Task requirements | Give back the whole listing exactly as shown.

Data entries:
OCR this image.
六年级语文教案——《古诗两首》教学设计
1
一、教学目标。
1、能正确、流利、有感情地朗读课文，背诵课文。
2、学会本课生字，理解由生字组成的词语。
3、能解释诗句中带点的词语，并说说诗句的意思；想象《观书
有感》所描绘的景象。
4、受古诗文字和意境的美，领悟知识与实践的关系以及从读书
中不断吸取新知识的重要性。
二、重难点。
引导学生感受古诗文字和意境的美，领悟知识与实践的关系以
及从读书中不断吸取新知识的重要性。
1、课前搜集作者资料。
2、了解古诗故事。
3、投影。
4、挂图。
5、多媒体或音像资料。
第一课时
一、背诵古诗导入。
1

Response to this exercise |
OCR this image.
六年级语文教案——《古诗两首》教学设计
1
一、教学目标。
1、能正确、流利、有感情地朗读课文，背诵课文。
2、学会本课生字，理解由生字组成的词语。
3、能解释诗句中带点的词语，并说说诗句的意思；想象《观书
有感》所描绘的景象。
4、受古诗文字和意境的美，领悟知识与实践的关系以及从读书
中不断吸取新知识的重要性。
二、重难点。
引导学生感受古诗文字和意境的美，领悟知识与实践的关系以
及从读书中不断吸取新知识的重要性。
1、课前搜集作者资料。
2、了解古诗故事。
3、投影。
4、挂图。
5、多媒体或音像资料。
第一课时
一、背诵古诗导入。
1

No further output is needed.